*** Provided entries ***

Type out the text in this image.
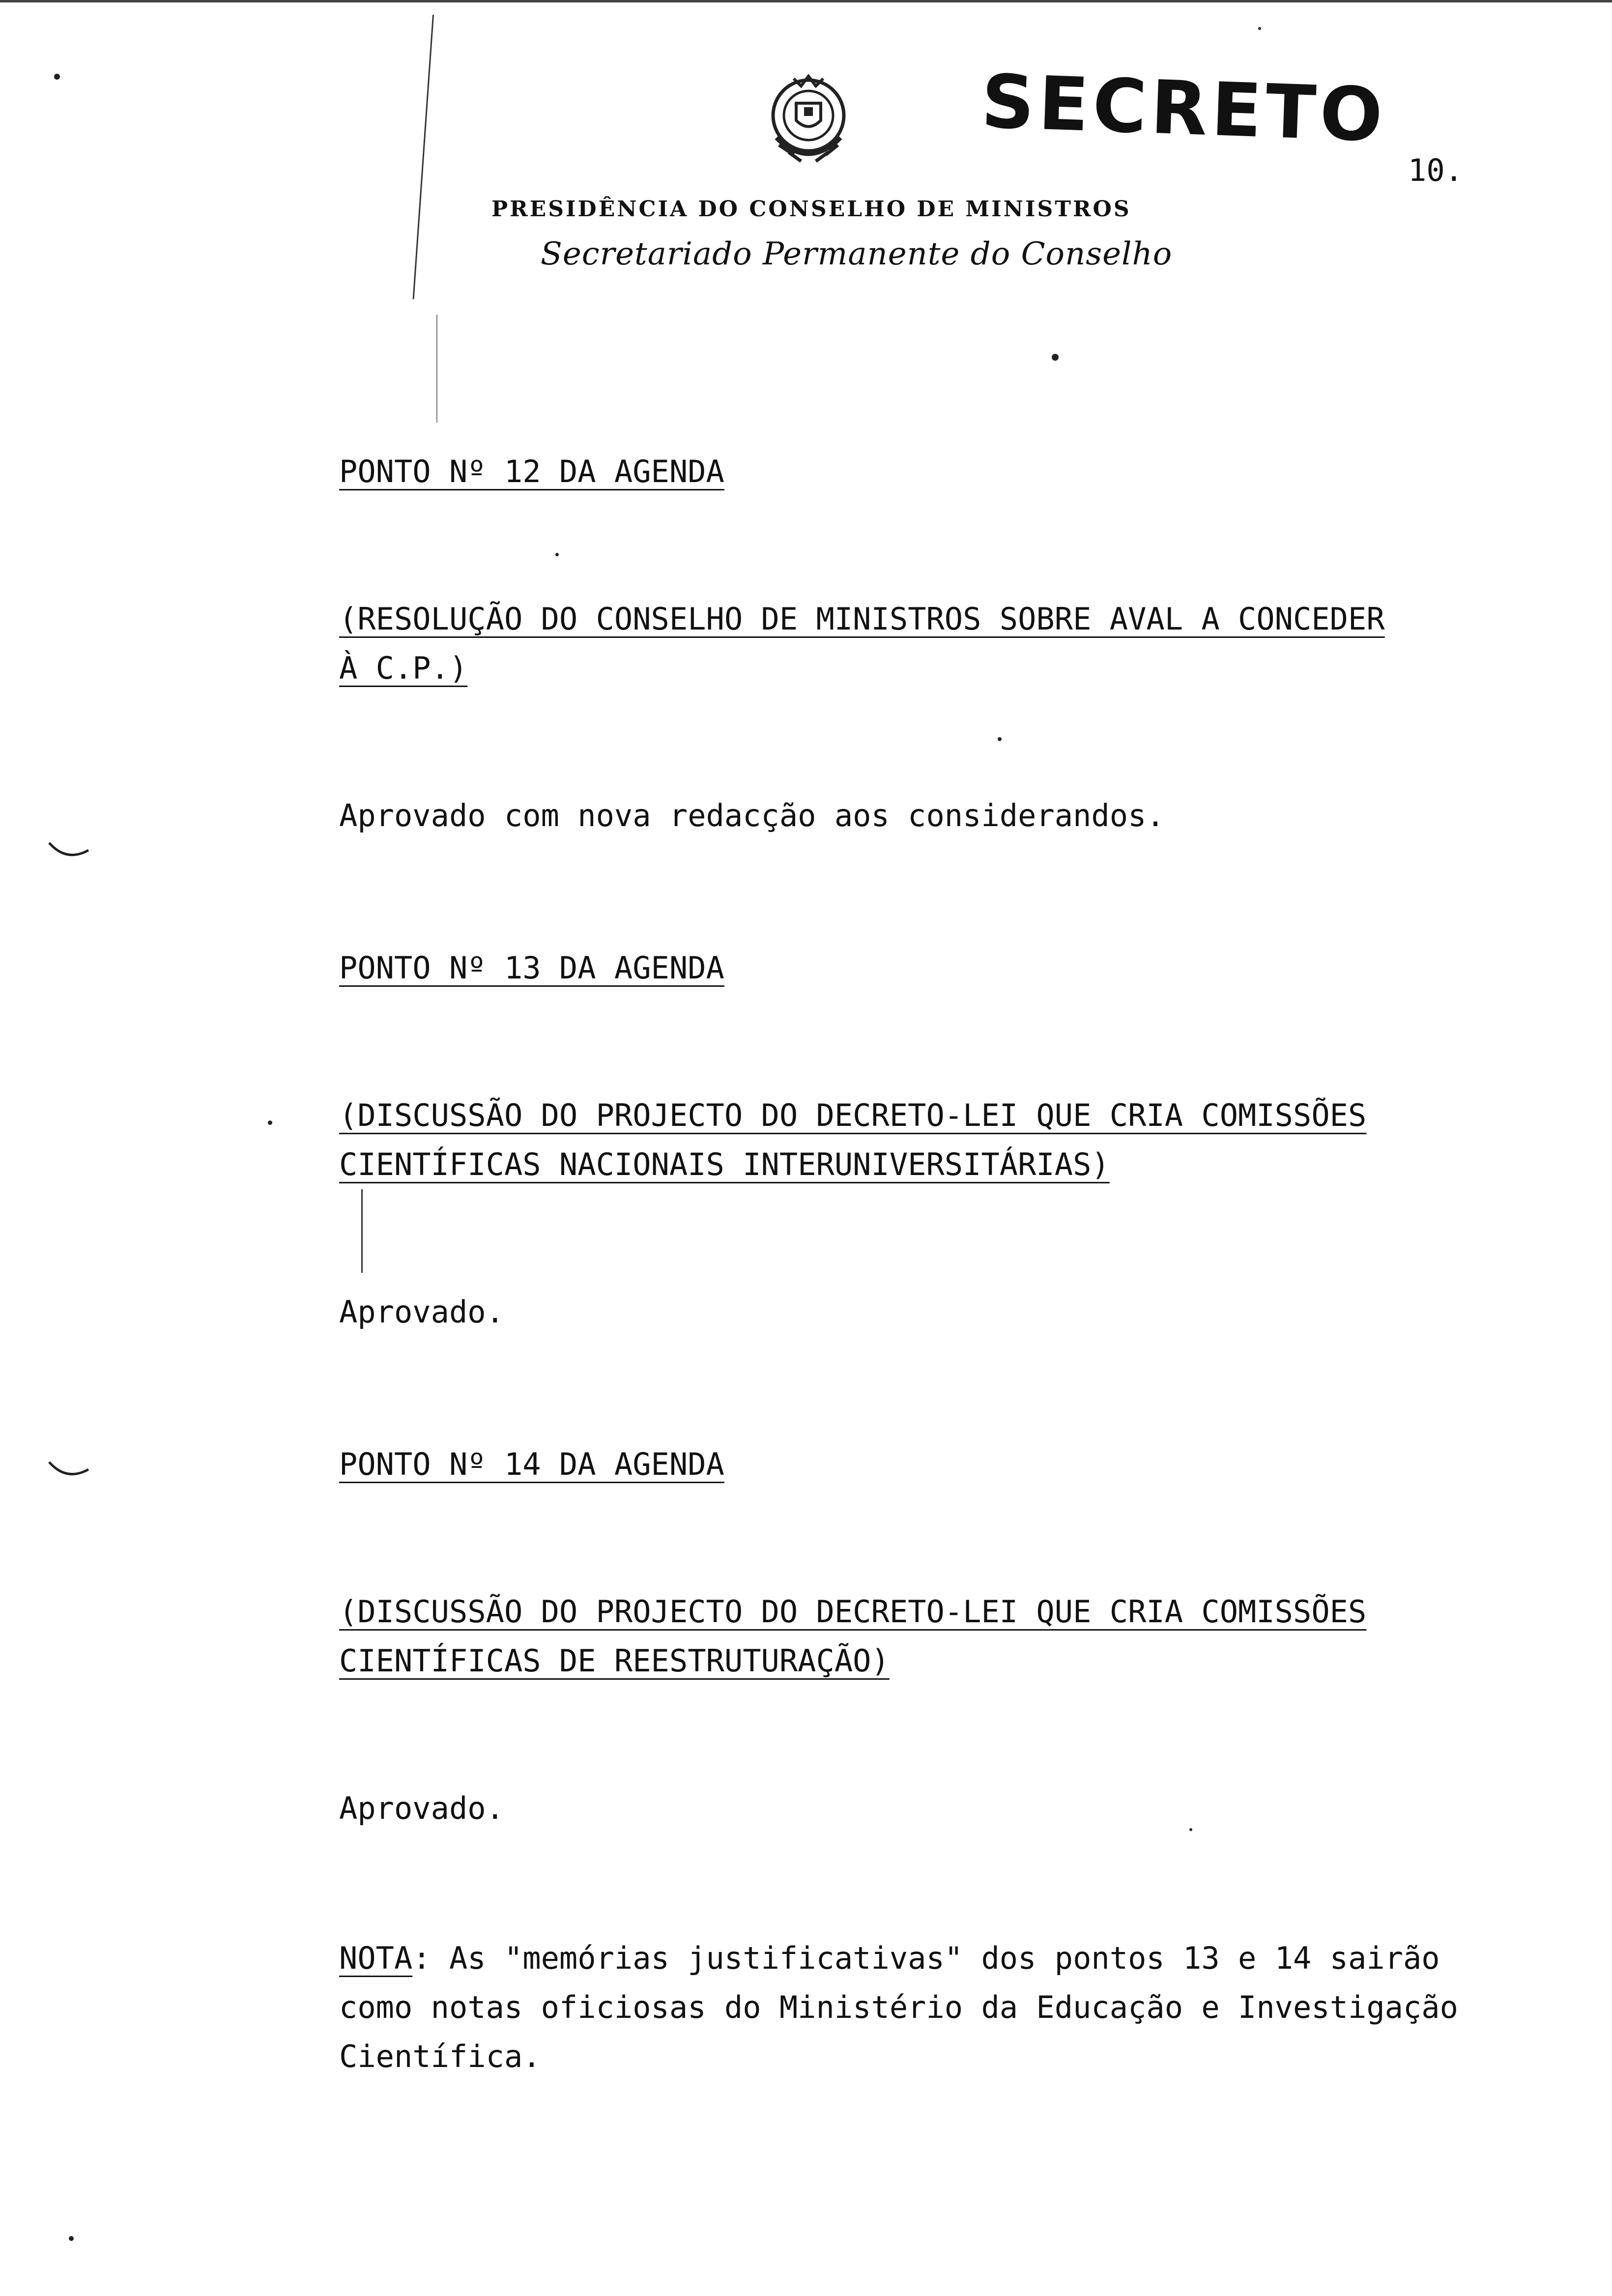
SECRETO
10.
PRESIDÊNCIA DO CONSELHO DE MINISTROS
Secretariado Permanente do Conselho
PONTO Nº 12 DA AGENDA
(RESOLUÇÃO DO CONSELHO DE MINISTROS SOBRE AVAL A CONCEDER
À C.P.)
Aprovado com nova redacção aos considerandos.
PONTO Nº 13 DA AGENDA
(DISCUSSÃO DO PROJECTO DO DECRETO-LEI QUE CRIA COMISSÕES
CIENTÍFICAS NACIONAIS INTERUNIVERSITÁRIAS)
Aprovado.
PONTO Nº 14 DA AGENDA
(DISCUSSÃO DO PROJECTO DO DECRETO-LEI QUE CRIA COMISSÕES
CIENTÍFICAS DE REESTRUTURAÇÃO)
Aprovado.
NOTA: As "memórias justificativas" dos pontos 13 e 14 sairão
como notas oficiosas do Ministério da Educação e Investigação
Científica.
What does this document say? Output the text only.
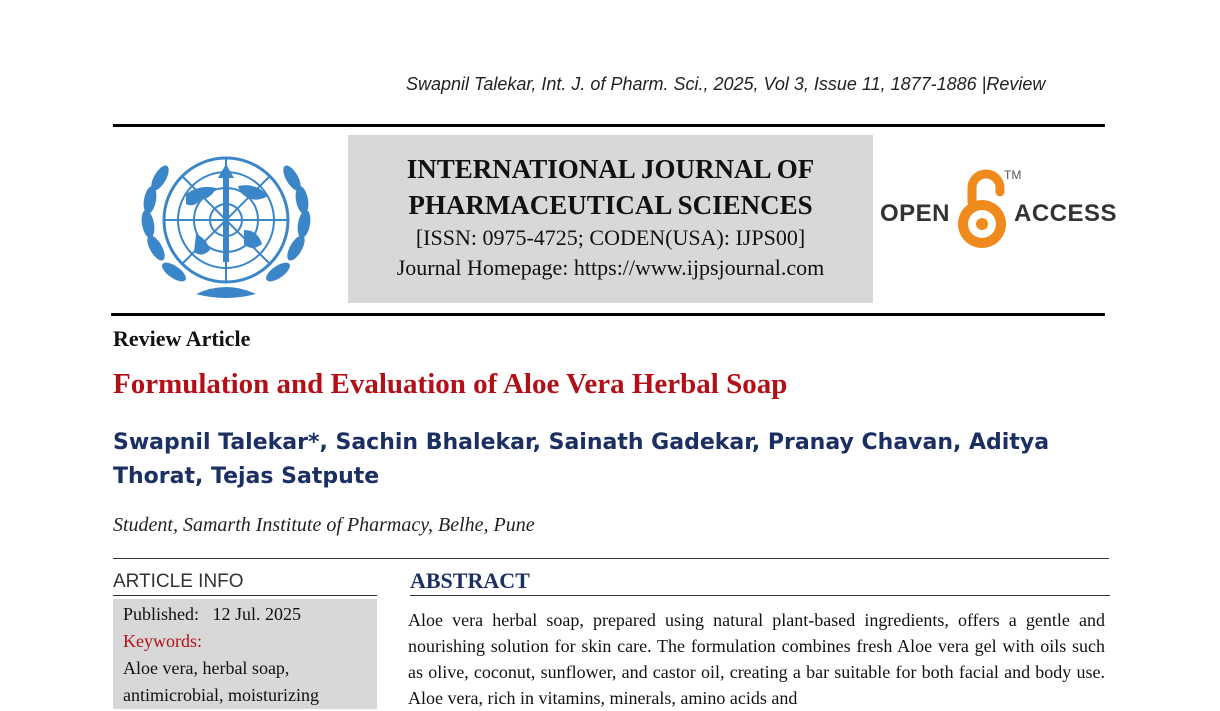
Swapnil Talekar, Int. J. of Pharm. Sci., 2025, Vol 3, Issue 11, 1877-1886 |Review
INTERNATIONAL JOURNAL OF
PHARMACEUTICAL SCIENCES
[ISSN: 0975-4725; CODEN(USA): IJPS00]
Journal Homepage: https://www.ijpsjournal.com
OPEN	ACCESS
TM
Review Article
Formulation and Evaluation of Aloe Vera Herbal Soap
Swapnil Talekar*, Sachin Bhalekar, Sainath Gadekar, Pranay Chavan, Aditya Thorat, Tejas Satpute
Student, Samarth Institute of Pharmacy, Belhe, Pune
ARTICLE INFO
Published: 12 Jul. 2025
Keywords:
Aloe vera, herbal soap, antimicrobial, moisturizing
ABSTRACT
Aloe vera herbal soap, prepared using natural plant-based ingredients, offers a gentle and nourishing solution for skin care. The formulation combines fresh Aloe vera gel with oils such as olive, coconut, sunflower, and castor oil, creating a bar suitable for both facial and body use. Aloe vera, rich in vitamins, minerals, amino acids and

***

*What this task involves:* Copy the data character for character, but drop all pictures from the copy.

*Output of the exercise:*
Type out the text in this image.
SECRETO
10.
PRESIDÊNCIA DO CONSELHO DE MINISTROS
Secretariado Permanente do Conselho
PONTO Nº 12 DA AGENDA
(RESOLUÇÃO DO CONSELHO DE MINISTROS SOBRE AVAL A CONCEDER
À C.P.)
Aprovado com nova redacção aos considerandos.
PONTO Nº 13 DA AGENDA
(DISCUSSÃO DO PROJECTO DO DECRETO-LEI QUE CRIA COMISSÕES
CIENTÍFICAS NACIONAIS INTERUNIVERSITÁRIAS)
Aprovado.
PONTO Nº 14 DA AGENDA
(DISCUSSÃO DO PROJECTO DO DECRETO-LEI QUE CRIA COMISSÕES
CIENTÍFICAS DE REESTRUTURAÇÃO)
Aprovado.
NOTA: As "memórias justificativas" dos pontos 13 e 14 sairão
como notas oficiosas do Ministério da Educação e Investigação
Científica.
What does this document say? Output the text only.
Swapnil Talekar, Int. J. of Pharm. Sci., 2025, Vol 3, Issue 11, 1877-1886 |Review
INTERNATIONAL JOURNAL OF
PHARMACEUTICAL SCIENCES
[ISSN: 0975-4725; CODEN(USA): IJPS00]
Journal Homepage: https://www.ijpsjournal.com
OPEN	ACCESS
TM
Review Article
Formulation and Evaluation of Aloe Vera Herbal Soap
Swapnil Talekar*, Sachin Bhalekar, Sainath Gadekar, Pranay Chavan, Aditya Thorat, Tejas Satpute
Student, Samarth Institute of Pharmacy, Belhe, Pune
ARTICLE INFO
Published: 12 Jul. 2025
Keywords:
Aloe vera, herbal soap, antimicrobial, moisturizing
ABSTRACT
Aloe vera herbal soap, prepared using natural plant-based ingredients, offers a gentle and nourishing solution for skin care. The formulation combines fresh Aloe vera gel with oils such as olive, coconut, sunflower, and castor oil, creating a bar suitable for both facial and body use. Aloe vera, rich in vitamins, minerals, amino acids and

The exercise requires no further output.